▶ **The problem**
Make a tally of the lines in the records that include the string "горячего", and give only that number.

▶ **Supplied data**
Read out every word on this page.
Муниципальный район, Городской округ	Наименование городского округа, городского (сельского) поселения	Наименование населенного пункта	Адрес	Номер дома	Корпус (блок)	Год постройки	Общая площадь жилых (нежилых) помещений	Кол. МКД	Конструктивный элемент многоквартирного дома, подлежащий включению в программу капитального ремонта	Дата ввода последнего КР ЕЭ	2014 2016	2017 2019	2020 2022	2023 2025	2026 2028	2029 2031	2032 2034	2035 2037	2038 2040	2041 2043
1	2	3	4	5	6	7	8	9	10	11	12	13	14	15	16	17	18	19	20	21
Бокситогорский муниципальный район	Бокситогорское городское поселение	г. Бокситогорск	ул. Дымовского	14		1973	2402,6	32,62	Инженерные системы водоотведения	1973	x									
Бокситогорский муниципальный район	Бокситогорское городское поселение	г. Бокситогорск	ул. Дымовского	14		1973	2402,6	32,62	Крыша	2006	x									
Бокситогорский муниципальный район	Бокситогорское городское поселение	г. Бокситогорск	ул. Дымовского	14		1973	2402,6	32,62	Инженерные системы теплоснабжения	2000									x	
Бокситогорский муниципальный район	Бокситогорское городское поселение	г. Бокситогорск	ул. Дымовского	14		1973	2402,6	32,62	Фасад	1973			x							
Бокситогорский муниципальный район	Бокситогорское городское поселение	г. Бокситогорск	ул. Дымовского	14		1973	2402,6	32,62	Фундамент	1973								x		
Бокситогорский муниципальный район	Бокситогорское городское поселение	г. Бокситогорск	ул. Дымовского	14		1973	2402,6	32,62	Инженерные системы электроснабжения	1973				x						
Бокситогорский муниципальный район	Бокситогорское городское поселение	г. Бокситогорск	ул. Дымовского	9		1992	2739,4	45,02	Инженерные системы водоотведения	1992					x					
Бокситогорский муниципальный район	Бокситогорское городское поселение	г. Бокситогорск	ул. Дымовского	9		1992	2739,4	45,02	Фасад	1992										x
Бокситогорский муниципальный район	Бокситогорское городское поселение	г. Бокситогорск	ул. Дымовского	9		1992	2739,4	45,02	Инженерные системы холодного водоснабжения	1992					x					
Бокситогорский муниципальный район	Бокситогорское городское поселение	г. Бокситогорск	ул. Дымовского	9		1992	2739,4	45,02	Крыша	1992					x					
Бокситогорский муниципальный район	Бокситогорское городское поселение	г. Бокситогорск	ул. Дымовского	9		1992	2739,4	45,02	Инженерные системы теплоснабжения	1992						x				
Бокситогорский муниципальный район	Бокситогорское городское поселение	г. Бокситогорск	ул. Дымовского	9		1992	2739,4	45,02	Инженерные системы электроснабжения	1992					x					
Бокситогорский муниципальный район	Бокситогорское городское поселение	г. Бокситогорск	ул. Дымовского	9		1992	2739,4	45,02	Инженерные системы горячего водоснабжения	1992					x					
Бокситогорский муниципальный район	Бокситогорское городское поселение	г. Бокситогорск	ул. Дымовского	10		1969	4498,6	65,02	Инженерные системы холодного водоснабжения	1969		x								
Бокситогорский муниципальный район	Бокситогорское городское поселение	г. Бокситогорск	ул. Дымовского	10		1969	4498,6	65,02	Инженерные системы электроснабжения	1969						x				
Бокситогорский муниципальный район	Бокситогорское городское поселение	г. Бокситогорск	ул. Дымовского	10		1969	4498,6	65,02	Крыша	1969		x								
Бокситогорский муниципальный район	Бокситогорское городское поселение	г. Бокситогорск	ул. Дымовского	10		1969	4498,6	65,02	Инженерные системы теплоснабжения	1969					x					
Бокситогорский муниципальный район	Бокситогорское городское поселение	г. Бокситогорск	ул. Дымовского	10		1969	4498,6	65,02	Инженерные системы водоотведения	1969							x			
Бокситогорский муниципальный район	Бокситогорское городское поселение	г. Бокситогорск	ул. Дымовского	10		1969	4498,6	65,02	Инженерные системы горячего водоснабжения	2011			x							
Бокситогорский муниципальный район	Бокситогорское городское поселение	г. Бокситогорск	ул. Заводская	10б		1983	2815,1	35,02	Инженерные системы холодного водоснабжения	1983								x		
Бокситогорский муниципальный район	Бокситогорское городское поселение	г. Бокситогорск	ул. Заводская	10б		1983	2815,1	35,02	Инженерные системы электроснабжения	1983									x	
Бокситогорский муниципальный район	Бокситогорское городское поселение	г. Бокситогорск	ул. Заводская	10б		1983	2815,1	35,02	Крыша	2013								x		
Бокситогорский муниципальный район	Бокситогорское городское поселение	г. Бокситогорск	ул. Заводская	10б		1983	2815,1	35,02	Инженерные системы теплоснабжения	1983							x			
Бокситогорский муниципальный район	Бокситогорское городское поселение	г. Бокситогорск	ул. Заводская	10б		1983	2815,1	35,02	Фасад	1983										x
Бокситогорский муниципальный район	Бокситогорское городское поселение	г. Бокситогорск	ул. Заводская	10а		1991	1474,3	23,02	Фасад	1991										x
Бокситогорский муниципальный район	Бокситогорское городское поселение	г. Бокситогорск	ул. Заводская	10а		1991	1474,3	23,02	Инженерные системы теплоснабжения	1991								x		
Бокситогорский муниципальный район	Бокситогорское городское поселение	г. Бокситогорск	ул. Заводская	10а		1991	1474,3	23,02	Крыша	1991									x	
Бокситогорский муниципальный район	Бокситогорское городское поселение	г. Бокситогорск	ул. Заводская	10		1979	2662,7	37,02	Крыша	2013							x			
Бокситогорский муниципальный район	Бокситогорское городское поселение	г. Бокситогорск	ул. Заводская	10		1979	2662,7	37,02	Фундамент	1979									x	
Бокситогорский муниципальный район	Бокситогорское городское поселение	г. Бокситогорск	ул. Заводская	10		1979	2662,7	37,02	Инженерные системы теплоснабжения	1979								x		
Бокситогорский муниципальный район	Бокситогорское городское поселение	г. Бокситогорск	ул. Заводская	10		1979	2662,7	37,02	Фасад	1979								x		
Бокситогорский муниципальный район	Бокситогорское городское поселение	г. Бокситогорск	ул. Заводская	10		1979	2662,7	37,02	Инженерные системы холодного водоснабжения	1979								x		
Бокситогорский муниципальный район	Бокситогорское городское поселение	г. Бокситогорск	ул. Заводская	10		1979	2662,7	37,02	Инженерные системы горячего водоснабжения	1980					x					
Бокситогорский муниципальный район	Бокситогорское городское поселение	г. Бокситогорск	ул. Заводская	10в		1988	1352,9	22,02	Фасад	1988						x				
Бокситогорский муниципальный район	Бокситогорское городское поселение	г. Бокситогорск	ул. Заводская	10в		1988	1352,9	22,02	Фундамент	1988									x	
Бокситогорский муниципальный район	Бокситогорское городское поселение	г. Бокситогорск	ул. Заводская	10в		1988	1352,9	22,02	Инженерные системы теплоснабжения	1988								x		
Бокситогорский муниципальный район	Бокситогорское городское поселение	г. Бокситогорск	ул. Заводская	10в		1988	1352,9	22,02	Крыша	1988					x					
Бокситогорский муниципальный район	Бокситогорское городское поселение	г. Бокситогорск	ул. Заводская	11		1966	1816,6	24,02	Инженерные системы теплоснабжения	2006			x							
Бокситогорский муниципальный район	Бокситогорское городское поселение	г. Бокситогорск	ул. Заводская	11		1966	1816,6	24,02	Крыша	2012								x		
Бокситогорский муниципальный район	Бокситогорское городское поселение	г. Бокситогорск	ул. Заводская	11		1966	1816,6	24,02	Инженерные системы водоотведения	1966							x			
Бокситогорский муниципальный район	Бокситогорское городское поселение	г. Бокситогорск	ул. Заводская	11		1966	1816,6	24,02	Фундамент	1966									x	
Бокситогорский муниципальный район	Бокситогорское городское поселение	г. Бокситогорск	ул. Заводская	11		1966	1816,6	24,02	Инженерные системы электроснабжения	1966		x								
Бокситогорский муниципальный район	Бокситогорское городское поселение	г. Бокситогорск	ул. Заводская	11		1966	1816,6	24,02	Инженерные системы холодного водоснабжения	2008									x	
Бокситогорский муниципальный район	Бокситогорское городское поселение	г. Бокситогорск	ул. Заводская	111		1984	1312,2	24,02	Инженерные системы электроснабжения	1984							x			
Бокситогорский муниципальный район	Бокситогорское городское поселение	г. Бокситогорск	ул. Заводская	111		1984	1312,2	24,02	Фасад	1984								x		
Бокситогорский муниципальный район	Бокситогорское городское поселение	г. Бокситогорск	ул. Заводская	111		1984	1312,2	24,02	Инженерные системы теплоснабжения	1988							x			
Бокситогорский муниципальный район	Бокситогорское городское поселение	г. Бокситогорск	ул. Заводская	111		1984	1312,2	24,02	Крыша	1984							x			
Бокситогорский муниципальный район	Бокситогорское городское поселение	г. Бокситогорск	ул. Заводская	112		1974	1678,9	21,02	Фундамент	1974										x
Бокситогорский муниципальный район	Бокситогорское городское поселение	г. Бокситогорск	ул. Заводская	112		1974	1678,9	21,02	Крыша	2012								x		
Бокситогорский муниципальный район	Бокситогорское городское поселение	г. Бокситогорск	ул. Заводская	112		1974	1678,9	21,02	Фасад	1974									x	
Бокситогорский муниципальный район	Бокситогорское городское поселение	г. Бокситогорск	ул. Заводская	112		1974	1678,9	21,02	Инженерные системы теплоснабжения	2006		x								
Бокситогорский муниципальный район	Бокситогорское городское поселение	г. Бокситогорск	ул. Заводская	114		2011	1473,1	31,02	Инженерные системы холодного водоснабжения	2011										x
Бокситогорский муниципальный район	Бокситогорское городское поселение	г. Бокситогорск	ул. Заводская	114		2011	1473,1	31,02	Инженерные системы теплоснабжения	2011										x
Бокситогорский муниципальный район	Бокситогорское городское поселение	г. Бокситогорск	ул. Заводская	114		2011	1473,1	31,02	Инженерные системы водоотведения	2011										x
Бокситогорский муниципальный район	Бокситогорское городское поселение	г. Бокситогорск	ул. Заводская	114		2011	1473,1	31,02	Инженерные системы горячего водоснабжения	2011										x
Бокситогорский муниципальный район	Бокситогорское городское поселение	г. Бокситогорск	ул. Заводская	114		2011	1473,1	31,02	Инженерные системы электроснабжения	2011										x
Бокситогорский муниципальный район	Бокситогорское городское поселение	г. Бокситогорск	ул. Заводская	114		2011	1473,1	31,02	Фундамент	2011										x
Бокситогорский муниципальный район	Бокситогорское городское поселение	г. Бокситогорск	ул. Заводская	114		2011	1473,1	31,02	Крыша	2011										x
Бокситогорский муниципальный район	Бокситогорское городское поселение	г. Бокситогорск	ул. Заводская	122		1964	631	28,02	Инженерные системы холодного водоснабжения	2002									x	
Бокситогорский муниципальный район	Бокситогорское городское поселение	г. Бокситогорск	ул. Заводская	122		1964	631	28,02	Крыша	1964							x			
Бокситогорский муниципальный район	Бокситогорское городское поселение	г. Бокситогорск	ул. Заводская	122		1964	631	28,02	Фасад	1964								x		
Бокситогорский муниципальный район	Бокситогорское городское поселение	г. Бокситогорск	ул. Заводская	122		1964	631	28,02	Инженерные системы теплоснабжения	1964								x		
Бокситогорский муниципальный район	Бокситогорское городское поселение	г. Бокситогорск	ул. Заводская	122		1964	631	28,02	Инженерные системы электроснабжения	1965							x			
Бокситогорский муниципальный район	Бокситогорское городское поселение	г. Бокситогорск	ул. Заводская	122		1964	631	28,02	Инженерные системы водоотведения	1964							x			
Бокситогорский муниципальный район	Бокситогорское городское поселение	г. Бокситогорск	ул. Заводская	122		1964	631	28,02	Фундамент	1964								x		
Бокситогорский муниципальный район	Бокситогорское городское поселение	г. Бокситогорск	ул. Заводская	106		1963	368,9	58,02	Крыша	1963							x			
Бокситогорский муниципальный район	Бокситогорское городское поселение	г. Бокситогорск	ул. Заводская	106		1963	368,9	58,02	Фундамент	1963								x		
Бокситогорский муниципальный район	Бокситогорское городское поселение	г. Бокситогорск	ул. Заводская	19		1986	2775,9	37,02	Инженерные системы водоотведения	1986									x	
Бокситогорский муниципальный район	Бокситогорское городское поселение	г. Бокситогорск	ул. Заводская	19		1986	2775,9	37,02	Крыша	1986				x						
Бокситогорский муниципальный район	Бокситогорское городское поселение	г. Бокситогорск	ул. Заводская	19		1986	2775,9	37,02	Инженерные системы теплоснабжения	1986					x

▶ **Worked solution**
4